▶ [DIRECTIONS FOR THIS TASK] Please write the next part of the abstract on butterfly-shaped pattern dystrophy below, starting after its last sentence. The items that follow it are not part of this task.

Objectives: To identify the disease-causing mutation in a large family segregating dominantly inherited butterfly-shaped pattern dystrophy (BPD) and to describe the microscopic pathological changes observed in a member of this family.
Methods: Seventeen individuals at risk for dominantly inherited BPD in a family were examined and blood samples obtained. Linkage analysis and mutation screening of the human retinal degeneration slow (RDS)/peripherin locus were performed. Light and electron microscopic examinations were performed on 1 postmortem eye of 1 affected individual.
Results: Four individuals demonstrated macular degenerative changes with diminished visual acuity, and 3 others exhibited early signs of atrophy without visual deficits. Microscopic examination of the left eye of 1 patient revealed an area of total loss of the retinal pigment epithelium (RPE) and photoreceptor cell layer with intact choriocapillaris and lipofuscin-containing cells in the subretinal space. Outside the area of RPE atrophy, the RPE was greatly distended by lipofuscin. The disease locus in this family was mapped to 6p21.2, the region of the RDS/peripherin gene. Further analysis identified a G-->A change at nucleotide position 637 of RDS/peripherin, predicting a novel Cys213Tyr substitution in all affected members of the family.

▶ [INFORMATION SUPPLIED]
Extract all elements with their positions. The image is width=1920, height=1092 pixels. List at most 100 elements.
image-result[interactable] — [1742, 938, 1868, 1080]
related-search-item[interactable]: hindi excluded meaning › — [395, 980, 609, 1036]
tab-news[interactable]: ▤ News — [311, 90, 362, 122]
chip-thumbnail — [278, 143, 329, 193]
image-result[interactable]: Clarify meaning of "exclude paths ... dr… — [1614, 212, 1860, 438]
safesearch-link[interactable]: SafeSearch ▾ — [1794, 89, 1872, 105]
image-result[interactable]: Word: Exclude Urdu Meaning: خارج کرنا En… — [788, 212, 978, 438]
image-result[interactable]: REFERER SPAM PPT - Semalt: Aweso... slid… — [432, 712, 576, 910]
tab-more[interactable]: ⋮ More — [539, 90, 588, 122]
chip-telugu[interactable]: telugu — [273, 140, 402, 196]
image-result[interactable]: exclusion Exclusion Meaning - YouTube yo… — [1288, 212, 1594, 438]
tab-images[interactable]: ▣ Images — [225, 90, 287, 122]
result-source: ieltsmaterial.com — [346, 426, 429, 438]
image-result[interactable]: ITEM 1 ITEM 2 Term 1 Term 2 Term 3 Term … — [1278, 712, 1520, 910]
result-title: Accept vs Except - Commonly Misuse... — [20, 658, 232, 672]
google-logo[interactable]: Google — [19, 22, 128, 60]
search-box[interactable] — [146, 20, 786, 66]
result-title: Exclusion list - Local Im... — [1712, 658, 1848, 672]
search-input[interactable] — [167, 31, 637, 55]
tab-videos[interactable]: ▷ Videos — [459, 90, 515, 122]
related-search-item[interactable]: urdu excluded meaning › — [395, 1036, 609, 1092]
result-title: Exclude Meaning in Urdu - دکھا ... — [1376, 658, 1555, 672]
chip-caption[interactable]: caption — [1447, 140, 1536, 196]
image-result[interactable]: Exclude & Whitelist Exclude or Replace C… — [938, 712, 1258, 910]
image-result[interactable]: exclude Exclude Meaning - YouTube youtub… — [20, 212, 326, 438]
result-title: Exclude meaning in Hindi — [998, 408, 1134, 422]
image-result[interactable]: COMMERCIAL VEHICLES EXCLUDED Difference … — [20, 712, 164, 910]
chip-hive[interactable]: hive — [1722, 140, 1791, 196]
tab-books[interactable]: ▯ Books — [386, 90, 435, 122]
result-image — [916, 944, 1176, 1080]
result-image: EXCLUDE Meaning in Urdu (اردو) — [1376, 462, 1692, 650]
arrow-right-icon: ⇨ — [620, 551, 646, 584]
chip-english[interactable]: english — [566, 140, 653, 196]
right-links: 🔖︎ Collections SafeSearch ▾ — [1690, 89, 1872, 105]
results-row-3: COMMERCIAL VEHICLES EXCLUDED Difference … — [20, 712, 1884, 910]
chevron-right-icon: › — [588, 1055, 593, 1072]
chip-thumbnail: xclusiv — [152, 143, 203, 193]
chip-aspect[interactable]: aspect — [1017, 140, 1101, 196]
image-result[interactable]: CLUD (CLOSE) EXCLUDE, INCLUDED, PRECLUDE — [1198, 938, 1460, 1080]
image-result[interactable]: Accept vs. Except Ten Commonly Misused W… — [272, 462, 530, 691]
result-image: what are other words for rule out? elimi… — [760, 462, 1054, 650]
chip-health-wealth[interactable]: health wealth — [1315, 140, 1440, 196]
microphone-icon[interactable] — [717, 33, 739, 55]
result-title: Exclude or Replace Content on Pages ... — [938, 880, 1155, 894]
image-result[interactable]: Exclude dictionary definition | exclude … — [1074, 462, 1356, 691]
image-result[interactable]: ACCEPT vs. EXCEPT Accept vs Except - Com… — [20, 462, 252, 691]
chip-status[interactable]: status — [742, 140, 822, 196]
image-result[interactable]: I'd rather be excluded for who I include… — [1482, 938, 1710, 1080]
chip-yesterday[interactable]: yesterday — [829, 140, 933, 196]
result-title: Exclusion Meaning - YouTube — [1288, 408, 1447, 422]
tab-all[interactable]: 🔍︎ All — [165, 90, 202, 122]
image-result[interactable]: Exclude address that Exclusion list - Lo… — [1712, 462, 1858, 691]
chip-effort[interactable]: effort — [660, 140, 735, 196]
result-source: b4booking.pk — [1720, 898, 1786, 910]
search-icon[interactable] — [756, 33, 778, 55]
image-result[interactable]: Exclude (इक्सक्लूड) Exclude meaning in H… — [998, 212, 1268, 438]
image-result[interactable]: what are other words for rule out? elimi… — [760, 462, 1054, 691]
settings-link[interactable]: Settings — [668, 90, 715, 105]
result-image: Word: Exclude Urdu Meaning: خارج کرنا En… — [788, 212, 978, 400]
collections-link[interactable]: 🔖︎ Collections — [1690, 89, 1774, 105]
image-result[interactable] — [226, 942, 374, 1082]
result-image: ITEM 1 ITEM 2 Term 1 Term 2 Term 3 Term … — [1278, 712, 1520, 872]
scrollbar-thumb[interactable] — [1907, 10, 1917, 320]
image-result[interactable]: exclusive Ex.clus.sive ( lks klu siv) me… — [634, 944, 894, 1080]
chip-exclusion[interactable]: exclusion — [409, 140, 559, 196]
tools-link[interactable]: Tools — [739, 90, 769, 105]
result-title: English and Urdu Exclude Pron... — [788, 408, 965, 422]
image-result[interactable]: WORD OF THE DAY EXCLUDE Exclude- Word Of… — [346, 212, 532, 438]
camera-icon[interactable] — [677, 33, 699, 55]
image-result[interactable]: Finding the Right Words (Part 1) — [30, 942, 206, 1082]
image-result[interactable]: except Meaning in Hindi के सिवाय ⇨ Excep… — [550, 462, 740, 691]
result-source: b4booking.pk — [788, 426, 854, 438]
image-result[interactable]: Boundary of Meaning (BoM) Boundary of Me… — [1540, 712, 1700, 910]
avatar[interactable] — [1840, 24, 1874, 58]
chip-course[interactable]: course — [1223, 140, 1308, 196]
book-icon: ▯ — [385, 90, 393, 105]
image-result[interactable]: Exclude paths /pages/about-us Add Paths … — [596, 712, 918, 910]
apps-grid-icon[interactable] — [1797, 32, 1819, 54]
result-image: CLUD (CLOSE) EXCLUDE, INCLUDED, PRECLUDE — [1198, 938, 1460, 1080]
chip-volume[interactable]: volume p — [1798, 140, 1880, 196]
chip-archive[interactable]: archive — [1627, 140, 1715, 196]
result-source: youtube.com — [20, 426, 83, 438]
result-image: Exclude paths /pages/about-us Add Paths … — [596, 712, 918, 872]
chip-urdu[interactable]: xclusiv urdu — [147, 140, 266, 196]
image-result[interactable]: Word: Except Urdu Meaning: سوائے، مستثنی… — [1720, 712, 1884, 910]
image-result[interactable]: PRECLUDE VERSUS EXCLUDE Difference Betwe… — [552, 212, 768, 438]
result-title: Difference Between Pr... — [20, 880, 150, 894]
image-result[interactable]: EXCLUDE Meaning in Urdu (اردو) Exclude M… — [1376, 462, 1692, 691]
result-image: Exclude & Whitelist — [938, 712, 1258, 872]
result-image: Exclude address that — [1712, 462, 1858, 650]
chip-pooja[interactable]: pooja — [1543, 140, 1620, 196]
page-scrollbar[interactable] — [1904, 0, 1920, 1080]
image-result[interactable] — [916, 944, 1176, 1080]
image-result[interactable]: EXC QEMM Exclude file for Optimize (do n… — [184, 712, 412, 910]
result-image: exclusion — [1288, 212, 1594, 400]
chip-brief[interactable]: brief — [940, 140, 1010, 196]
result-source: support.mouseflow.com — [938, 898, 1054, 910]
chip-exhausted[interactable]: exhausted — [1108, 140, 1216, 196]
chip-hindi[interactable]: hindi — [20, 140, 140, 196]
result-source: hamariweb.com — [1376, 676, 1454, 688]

▶ [RESULT BELOW]
Conclusions: This study describes a new RDS/peripherin mutation for BPD and provides the first combined genetic-pathological study of this condition, to our knowledge.
Clinical relevance: Accumulation of lipofuscin in RPE is a prominent feature of several retinal disorders, including age-related macular degeneration. Further elucidation of the cellular and molecular mechanism of BPD may provide insight into pathogenesis and lead to novel treatment approaches for this and other macular degenerations.